> PROBLEM REQUIREMENTS: Copy every entry exactly.

Extracted records
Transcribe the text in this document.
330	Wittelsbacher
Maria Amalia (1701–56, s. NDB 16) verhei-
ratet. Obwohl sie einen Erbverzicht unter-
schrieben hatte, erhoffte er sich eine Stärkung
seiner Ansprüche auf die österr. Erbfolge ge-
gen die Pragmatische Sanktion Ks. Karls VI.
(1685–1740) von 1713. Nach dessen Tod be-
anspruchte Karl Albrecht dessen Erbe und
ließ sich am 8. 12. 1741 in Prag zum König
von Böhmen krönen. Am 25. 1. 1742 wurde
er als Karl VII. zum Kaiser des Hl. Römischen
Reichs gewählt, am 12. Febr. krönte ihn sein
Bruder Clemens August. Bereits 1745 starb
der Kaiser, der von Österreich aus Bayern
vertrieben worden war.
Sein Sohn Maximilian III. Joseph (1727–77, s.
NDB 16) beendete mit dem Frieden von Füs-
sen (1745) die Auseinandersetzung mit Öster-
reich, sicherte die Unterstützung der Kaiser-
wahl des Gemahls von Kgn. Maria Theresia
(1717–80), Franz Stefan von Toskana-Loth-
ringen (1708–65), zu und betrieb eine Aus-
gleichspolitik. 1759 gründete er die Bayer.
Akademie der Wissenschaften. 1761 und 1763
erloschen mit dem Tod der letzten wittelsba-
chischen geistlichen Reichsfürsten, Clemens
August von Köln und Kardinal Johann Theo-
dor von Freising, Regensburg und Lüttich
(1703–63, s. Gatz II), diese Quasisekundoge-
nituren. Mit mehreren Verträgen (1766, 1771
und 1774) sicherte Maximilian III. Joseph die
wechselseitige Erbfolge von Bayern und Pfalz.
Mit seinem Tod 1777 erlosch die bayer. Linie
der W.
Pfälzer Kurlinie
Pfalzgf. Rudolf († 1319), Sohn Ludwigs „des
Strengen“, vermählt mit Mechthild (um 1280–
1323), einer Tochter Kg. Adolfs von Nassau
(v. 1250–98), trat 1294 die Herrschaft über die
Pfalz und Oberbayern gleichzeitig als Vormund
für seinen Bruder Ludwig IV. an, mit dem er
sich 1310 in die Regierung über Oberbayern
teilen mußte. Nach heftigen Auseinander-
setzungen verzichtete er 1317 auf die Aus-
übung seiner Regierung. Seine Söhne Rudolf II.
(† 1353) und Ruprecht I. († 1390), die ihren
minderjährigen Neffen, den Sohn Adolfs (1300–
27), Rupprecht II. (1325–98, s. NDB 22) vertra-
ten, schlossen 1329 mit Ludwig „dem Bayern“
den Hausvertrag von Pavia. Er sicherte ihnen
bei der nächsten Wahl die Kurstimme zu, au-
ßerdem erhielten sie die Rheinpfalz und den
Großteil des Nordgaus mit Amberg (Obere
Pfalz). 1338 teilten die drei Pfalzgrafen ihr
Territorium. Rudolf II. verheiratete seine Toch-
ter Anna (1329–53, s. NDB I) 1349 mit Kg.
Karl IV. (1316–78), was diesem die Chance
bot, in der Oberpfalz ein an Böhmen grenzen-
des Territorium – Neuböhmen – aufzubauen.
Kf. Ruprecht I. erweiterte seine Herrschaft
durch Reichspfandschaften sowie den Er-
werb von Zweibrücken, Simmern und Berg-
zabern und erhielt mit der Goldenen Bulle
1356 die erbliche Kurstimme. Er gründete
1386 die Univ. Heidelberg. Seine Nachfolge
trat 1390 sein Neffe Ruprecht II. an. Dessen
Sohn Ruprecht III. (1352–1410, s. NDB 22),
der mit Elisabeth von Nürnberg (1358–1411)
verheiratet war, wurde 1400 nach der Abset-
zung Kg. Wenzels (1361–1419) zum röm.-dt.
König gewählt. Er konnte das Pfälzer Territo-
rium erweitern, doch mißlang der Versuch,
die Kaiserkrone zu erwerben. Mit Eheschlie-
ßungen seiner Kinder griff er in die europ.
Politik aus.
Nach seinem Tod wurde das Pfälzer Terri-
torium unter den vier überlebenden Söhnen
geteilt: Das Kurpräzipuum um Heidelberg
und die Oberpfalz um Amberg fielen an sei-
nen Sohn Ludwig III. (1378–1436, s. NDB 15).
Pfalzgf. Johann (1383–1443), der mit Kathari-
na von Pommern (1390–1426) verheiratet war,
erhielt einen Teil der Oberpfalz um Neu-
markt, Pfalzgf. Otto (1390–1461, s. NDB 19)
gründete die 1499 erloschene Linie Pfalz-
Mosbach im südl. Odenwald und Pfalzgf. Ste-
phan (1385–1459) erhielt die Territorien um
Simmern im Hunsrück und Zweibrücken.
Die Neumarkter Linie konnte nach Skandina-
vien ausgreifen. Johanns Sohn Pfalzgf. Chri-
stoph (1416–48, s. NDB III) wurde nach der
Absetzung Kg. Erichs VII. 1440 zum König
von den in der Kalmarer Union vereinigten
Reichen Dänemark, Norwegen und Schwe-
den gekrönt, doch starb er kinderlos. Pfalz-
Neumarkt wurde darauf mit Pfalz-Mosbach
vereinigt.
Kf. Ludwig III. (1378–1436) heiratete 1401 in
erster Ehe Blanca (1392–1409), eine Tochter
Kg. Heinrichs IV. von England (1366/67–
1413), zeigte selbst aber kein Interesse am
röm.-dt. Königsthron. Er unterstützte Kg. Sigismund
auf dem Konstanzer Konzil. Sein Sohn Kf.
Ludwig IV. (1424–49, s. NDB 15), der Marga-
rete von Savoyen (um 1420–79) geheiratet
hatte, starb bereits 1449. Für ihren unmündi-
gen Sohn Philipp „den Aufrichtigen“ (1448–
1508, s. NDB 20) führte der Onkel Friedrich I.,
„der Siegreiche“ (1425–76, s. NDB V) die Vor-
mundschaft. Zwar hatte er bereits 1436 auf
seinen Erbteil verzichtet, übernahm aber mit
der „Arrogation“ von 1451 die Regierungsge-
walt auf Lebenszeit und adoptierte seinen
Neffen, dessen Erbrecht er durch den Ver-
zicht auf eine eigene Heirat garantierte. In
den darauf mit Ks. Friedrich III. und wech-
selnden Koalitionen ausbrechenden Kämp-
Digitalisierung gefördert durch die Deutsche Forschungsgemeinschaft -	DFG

> SOLUTION FOR THIS TASK:
Transcribe the text in this document.
330	Wittelsbacher
Maria Amalia (1701–56, s. NDB 16) verhei-
ratet. Obwohl sie einen Erbverzicht unter-
schrieben hatte, erhoffte er sich eine Stärkung
seiner Ansprüche auf die österr. Erbfolge ge-
gen die Pragmatische Sanktion Ks. Karls VI.
(1685–1740) von 1713. Nach dessen Tod be-
anspruchte Karl Albrecht dessen Erbe und
ließ sich am 8. 12. 1741 in Prag zum König
von Böhmen krönen. Am 25. 1. 1742 wurde
er als Karl VII. zum Kaiser des Hl. Römischen
Reichs gewählt, am 12. Febr. krönte ihn sein
Bruder Clemens August. Bereits 1745 starb
der Kaiser, der von Österreich aus Bayern
vertrieben worden war.
Sein Sohn Maximilian III. Joseph (1727–77, s.
NDB 16) beendete mit dem Frieden von Füs-
sen (1745) die Auseinandersetzung mit Öster-
reich, sicherte die Unterstützung der Kaiser-
wahl des Gemahls von Kgn. Maria Theresia
(1717–80), Franz Stefan von Toskana-Loth-
ringen (1708–65), zu und betrieb eine Aus-
gleichspolitik. 1759 gründete er die Bayer.
Akademie der Wissenschaften. 1761 und 1763
erloschen mit dem Tod der letzten wittelsba-
chischen geistlichen Reichsfürsten, Clemens
August von Köln und Kardinal Johann Theo-
dor von Freising, Regensburg und Lüttich
(1703–63, s. Gatz II), diese Quasisekundoge-
nituren. Mit mehreren Verträgen (1766, 1771
und 1774) sicherte Maximilian III. Joseph die
wechselseitige Erbfolge von Bayern und Pfalz.
Mit seinem Tod 1777 erlosch die bayer. Linie
der W.
Pfälzer Kurlinie
Pfalzgf. Rudolf († 1319), Sohn Ludwigs „des
Strengen“, vermählt mit Mechthild (um 1280–
1323), einer Tochter Kg. Adolfs von Nassau
(v. 1250–98), trat 1294 die Herrschaft über die
Pfalz und Oberbayern gleichzeitig als Vormund
für seinen Bruder Ludwig IV. an, mit dem er
sich 1310 in die Regierung über Oberbayern
teilen mußte. Nach heftigen Auseinander-
setzungen verzichtete er 1317 auf die Aus-
übung seiner Regierung. Seine Söhne Rudolf II.
(† 1353) und Ruprecht I. († 1390), die ihren
minderjährigen Neffen, den Sohn Adolfs (1300–
27), Rupprecht II. (1325–98, s. NDB 22) vertra-
ten, schlossen 1329 mit Ludwig „dem Bayern“
den Hausvertrag von Pavia. Er sicherte ihnen
bei der nächsten Wahl die Kurstimme zu, au-
ßerdem erhielten sie die Rheinpfalz und den
Großteil des Nordgaus mit Amberg (Obere
Pfalz). 1338 teilten die drei Pfalzgrafen ihr
Territorium. Rudolf II. verheiratete seine Toch-
ter Anna (1329–53, s. NDB I) 1349 mit Kg.
Karl IV. (1316–78), was diesem die Chance
bot, in der Oberpfalz ein an Böhmen grenzen-
des Territorium – Neuböhmen – aufzubauen.
Kf. Ruprecht I. erweiterte seine Herrschaft
durch Reichspfandschaften sowie den Er-
werb von Zweibrücken, Simmern und Berg-
zabern und erhielt mit der Goldenen Bulle
1356 die erbliche Kurstimme. Er gründete
1386 die Univ. Heidelberg. Seine Nachfolge
trat 1390 sein Neffe Ruprecht II. an. Dessen
Sohn Ruprecht III. (1352–1410, s. NDB 22),
der mit Elisabeth von Nürnberg (1358–1411)
verheiratet war, wurde 1400 nach der Abset-
zung Kg. Wenzels (1361–1419) zum röm.-dt.
König gewählt. Er konnte das Pfälzer Territo-
rium erweitern, doch mißlang der Versuch,
die Kaiserkrone zu erwerben. Mit Eheschlie-
ßungen seiner Kinder griff er in die europ.
Politik aus.
Nach seinem Tod wurde das Pfälzer Terri-
torium unter den vier überlebenden Söhnen
geteilt: Das Kurpräzipuum um Heidelberg
und die Oberpfalz um Amberg fielen an sei-
nen Sohn Ludwig III. (1378–1436, s. NDB 15).
Pfalzgf. Johann (1383–1443), der mit Kathari-
na von Pommern (1390–1426) verheiratet war,
erhielt einen Teil der Oberpfalz um Neu-
markt, Pfalzgf. Otto (1390–1461, s. NDB 19)
gründete die 1499 erloschene Linie Pfalz-
Mosbach im südl. Odenwald und Pfalzgf. Ste-
phan (1385–1459) erhielt die Territorien um
Simmern im Hunsrück und Zweibrücken.
Die Neumarkter Linie konnte nach Skandina-
vien ausgreifen. Johanns Sohn Pfalzgf. Chri-
stoph (1416–48, s. NDB III) wurde nach der
Absetzung Kg. Erichs VII. 1440 zum König
von den in der Kalmarer Union vereinigten
Reichen Dänemark, Norwegen und Schwe-
den gekrönt, doch starb er kinderlos. Pfalz-
Neumarkt wurde darauf mit Pfalz-Mosbach
vereinigt.
Kf. Ludwig III. (1378–1436) heiratete 1401 in
erster Ehe Blanca (1392–1409), eine Tochter
Kg. Heinrichs IV. von England (1366/67–
1413), zeigte selbst aber kein Interesse am
röm.-dt. Königsthron. Er unterstützte Kg. Sigismund
auf dem Konstanzer Konzil. Sein Sohn Kf.
Ludwig IV. (1424–49, s. NDB 15), der Marga-
rete von Savoyen (um 1420–79) geheiratet
hatte, starb bereits 1449. Für ihren unmündi-
gen Sohn Philipp „den Aufrichtigen“ (1448–
1508, s. NDB 20) führte der Onkel Friedrich I.,
„der Siegreiche“ (1425–76, s. NDB V) die Vor-
mundschaft. Zwar hatte er bereits 1436 auf
seinen Erbteil verzichtet, übernahm aber mit
der „Arrogation“ von 1451 die Regierungsge-
walt auf Lebenszeit und adoptierte seinen
Neffen, dessen Erbrecht er durch den Ver-
zicht auf eine eigene Heirat garantierte. In
den darauf mit Ks. Friedrich III. und wech-
selnden Koalitionen ausbrechenden Kämp-
Digitalisierung gefördert durch die Deutsche Forschungsgemeinschaft -	DFG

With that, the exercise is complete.